Task requirements: Reproduce the listing below in full, switching every occurrence of "Soccersm" to "Scoreline" and leaving all other text unchanged. Omit the pictures from your answer.

Exercise inputs:

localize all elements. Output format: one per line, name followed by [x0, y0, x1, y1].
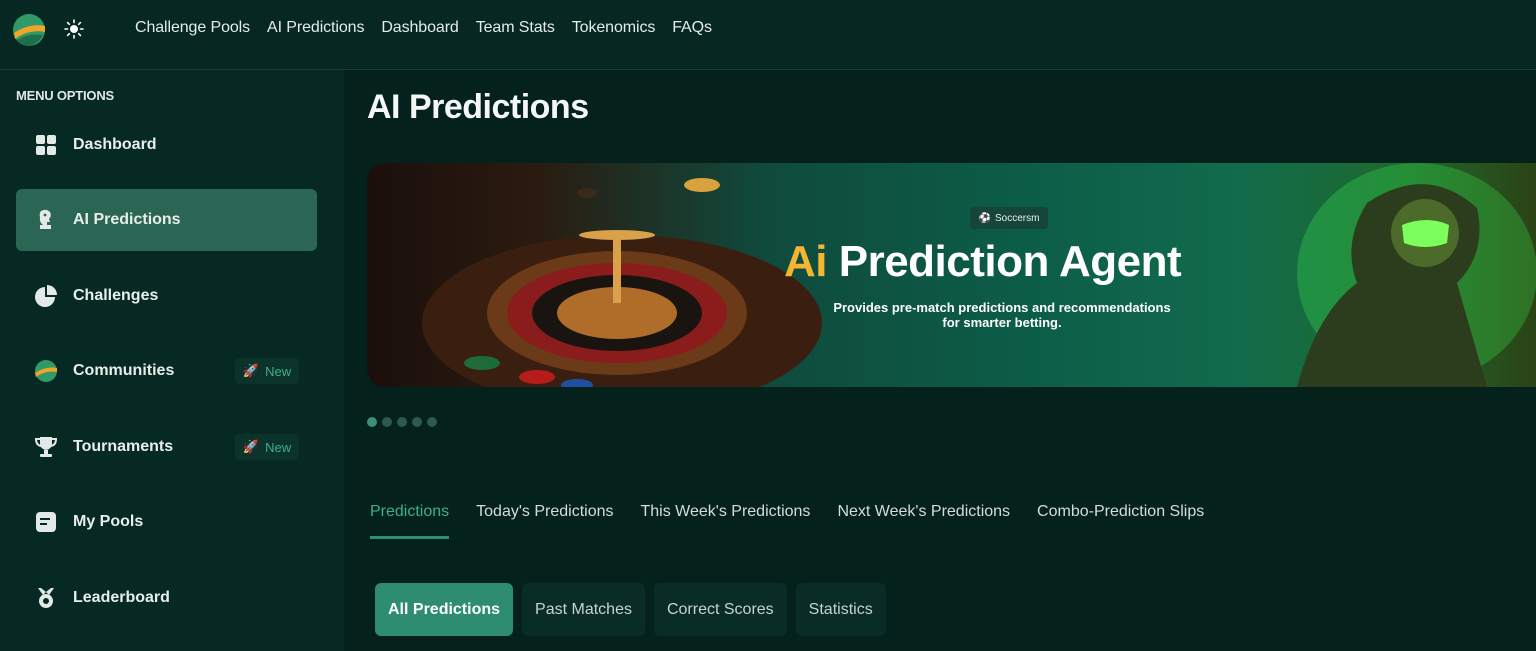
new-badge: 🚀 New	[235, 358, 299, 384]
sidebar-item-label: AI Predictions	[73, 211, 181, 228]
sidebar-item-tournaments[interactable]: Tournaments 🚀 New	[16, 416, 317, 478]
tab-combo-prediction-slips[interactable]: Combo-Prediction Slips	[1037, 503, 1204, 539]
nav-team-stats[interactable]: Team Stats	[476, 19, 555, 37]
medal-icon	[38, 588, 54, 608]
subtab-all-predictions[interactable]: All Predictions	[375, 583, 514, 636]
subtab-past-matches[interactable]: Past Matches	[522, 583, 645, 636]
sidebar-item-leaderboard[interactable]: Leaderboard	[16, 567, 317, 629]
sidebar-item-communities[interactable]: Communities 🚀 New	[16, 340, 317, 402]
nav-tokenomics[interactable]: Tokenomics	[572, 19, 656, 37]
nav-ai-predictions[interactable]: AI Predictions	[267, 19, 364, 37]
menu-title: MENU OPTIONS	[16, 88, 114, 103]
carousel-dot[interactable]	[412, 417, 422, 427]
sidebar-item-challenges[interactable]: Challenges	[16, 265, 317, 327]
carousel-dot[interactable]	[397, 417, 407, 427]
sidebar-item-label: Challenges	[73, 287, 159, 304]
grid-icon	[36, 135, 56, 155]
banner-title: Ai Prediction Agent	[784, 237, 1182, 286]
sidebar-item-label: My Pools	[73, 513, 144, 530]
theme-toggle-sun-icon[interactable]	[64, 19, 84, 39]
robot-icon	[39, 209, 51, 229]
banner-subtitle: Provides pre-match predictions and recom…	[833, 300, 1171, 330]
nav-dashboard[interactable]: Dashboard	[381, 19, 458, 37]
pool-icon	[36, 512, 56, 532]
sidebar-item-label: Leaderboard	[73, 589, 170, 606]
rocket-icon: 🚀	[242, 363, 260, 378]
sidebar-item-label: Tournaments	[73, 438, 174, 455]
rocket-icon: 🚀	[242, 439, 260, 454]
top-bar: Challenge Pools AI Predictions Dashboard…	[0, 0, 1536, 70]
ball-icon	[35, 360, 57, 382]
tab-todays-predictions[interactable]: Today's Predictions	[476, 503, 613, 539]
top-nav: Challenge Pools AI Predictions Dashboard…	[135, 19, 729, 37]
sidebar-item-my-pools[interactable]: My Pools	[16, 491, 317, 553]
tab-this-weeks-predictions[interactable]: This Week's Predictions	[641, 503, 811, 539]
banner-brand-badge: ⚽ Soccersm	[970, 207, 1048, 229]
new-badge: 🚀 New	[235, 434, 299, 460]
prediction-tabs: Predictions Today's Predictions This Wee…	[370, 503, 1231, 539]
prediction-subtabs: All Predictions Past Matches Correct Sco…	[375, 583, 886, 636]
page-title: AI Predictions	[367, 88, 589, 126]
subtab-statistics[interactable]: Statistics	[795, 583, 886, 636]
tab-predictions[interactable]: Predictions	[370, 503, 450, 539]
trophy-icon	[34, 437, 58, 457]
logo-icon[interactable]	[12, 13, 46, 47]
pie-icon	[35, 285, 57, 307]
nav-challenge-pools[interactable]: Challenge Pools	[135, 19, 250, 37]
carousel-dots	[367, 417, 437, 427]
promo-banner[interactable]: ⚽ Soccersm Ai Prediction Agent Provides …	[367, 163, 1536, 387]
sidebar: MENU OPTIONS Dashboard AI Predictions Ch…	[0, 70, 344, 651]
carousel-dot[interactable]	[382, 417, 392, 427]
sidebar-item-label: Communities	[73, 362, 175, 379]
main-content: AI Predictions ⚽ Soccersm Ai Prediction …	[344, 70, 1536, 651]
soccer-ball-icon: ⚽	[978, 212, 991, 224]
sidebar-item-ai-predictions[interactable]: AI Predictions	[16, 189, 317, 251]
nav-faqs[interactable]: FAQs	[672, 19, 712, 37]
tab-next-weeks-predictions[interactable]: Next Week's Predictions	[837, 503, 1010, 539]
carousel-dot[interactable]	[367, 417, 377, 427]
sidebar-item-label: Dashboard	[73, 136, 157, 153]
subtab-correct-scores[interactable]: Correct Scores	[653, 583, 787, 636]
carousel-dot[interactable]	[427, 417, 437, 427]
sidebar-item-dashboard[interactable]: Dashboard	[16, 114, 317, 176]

Completed exercise:
localize all elements. Output format: one per line, name followed by [x0, y0, x1, y1].
new-badge: 🚀 New	[235, 358, 299, 384]
sidebar-item-label: AI Predictions	[73, 211, 181, 228]
sidebar-item-tournaments[interactable]: Tournaments 🚀 New	[16, 416, 317, 478]
tab-combo-prediction-slips[interactable]: Combo-Prediction Slips	[1037, 503, 1204, 539]
nav-team-stats[interactable]: Team Stats	[476, 19, 555, 37]
medal-icon	[38, 588, 54, 608]
subtab-all-predictions[interactable]: All Predictions	[375, 583, 514, 636]
subtab-past-matches[interactable]: Past Matches	[522, 583, 645, 636]
sidebar-item-leaderboard[interactable]: Leaderboard	[16, 567, 317, 629]
sidebar-item-communities[interactable]: Communities 🚀 New	[16, 340, 317, 402]
nav-tokenomics[interactable]: Tokenomics	[572, 19, 656, 37]
nav-ai-predictions[interactable]: AI Predictions	[267, 19, 364, 37]
menu-title: MENU OPTIONS	[16, 88, 114, 103]
carousel-dot[interactable]	[412, 417, 422, 427]
sidebar-item-challenges[interactable]: Challenges	[16, 265, 317, 327]
carousel-dot[interactable]	[397, 417, 407, 427]
sidebar-item-label: Challenges	[73, 287, 159, 304]
grid-icon	[36, 135, 56, 155]
banner-title: Ai Prediction Agent	[784, 237, 1182, 286]
sidebar-item-label: My Pools	[73, 513, 144, 530]
theme-toggle-sun-icon[interactable]	[64, 19, 84, 39]
robot-icon	[39, 209, 51, 229]
banner-subtitle: Provides pre-match predictions and recom…	[833, 300, 1171, 330]
nav-dashboard[interactable]: Dashboard	[381, 19, 458, 37]
pool-icon	[36, 512, 56, 532]
sidebar-item-label: Leaderboard	[73, 589, 170, 606]
rocket-icon: 🚀	[242, 363, 260, 378]
sidebar-item-label: Tournaments	[73, 438, 174, 455]
rocket-icon: 🚀	[242, 439, 260, 454]
top-bar: Challenge Pools AI Predictions Dashboard…	[0, 0, 1536, 70]
ball-icon	[35, 360, 57, 382]
tab-todays-predictions[interactable]: Today's Predictions	[476, 503, 613, 539]
top-nav: Challenge Pools AI Predictions Dashboard…	[135, 19, 729, 37]
sidebar-item-my-pools[interactable]: My Pools	[16, 491, 317, 553]
tab-this-weeks-predictions[interactable]: This Week's Predictions	[641, 503, 811, 539]
banner-brand-badge: ⚽ Scoreline	[970, 207, 1048, 229]
new-badge: 🚀 New	[235, 434, 299, 460]
prediction-tabs: Predictions Today's Predictions This Wee…	[370, 503, 1231, 539]
prediction-subtabs: All Predictions Past Matches Correct Sco…	[375, 583, 886, 636]
page-title: AI Predictions	[367, 88, 589, 126]
subtab-statistics[interactable]: Statistics	[795, 583, 886, 636]
tab-predictions[interactable]: Predictions	[370, 503, 450, 539]
trophy-icon	[34, 437, 58, 457]
logo-icon[interactable]	[12, 13, 46, 47]
pie-icon	[35, 285, 57, 307]
nav-challenge-pools[interactable]: Challenge Pools	[135, 19, 250, 37]
carousel-dots	[367, 417, 437, 427]
promo-banner[interactable]: ⚽ Scoreline Ai Prediction Agent Provides …	[367, 163, 1536, 387]
sidebar: MENU OPTIONS Dashboard AI Predictions Ch…	[0, 70, 344, 651]
carousel-dot[interactable]	[382, 417, 392, 427]
sidebar-item-label: Communities	[73, 362, 175, 379]
main-content: AI Predictions ⚽ Scoreline Ai Prediction …	[344, 70, 1536, 651]
soccer-ball-icon: ⚽	[978, 212, 991, 224]
sidebar-item-ai-predictions[interactable]: AI Predictions	[16, 189, 317, 251]
nav-faqs[interactable]: FAQs	[672, 19, 712, 37]
tab-next-weeks-predictions[interactable]: Next Week's Predictions	[837, 503, 1010, 539]
carousel-dot[interactable]	[367, 417, 377, 427]
sidebar-item-label: Dashboard	[73, 136, 157, 153]
subtab-correct-scores[interactable]: Correct Scores	[653, 583, 787, 636]
carousel-dot[interactable]	[427, 417, 437, 427]
sidebar-item-dashboard[interactable]: Dashboard	[16, 114, 317, 176]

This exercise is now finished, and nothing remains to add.